◆ REQUIRED TASK A ◆
Answer these questions about the Hellmann family page:
(i) Which place was Bertha, née Lauchheimer, from?
(ii) Which place was Betty Löwensteiner from?
(iii) In what year was daughter Ruth born?
◆ REQUIRED TASK B ◆
Can you write out the Hellmann family page from "Mrs Berta Hellmann" up to and including "will continue unchanged.", changing "business" to "shop"?

◆ SELECTED EXCERPT ◆
※

The family of Herrmann Hellmann

Richard Hellmann
Berta Hellmann neé Lauchheimer © StA GUN

The merchant Hermann Hellmann was the son of Janthoff and Deborah Hellmann and lived in Gunzenhausen from August 9, 1876 to June 24, 1930. He was married to Bertha, née Lauchheimer (June 1, 1875 - July 16, 1938) from Schopfloch.
Like brother Albert Hellmann, they lived in the Kirchenstraße 13/15 had three sons:

Julius *08.03.1903

Richard *29.09.1904

Heinrich *14.05.1912

 

Richard Hellmann © Stadtarchiv Gunzenhausen

 

Son Richard married young Betty Löwensteiner (20.09.1911- October 2005) from Markt Berolzheim in August 1936.

Mrs Berta Hellmann made the following announcement one month later:

Please take note that my business, which has been managed by my son Richard on my behalf, has now been transferred to my son as of 1 September 1936. The business will continue unchanged.

In 1937, daughter Ruth was born.

※

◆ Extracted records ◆
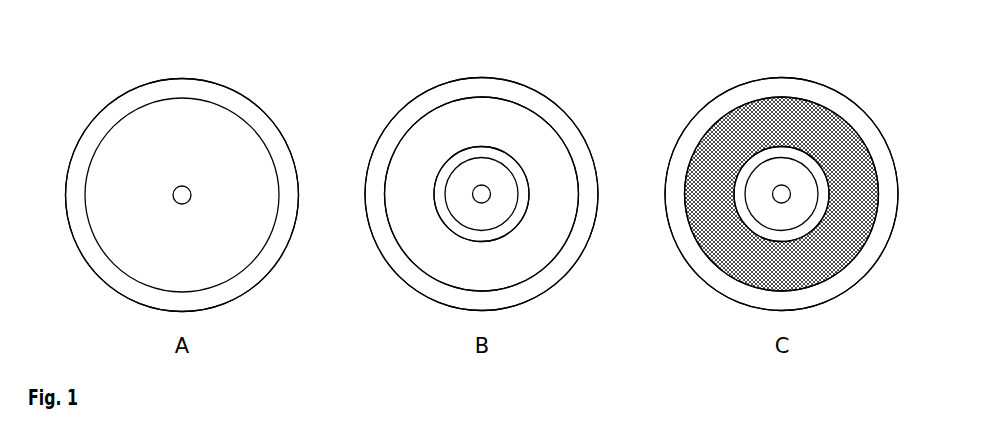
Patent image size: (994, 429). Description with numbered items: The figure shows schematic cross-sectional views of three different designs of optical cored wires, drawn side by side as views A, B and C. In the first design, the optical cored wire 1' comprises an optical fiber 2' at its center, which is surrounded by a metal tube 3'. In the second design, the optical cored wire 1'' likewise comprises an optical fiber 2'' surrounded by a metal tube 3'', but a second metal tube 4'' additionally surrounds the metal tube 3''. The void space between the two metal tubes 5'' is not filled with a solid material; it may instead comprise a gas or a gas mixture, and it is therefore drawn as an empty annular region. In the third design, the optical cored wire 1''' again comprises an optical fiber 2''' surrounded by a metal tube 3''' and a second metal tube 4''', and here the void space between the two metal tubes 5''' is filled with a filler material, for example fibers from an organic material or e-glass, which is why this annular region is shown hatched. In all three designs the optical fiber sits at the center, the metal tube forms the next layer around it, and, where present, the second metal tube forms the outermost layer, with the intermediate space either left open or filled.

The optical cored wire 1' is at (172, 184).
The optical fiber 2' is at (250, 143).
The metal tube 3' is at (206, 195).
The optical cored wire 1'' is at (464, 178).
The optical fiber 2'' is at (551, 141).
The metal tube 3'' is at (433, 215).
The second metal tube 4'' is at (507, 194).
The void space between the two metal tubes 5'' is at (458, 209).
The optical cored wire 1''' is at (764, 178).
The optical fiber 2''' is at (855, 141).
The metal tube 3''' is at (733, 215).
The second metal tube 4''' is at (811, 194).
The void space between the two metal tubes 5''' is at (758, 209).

※

◆ EXPECTED ANSWER A ◆
(i) Schopfloch
(ii) Markt Berolzheim
(iii) 1937

◆ EXPECTED ANSWER B ◆
Mrs Berta Hellmann made the following announcement one month later:

Please take note that my shop, which has been managed by my son Richard on my behalf, has now been transferred to my son as of 1 September 1936. The shop will continue unchanged.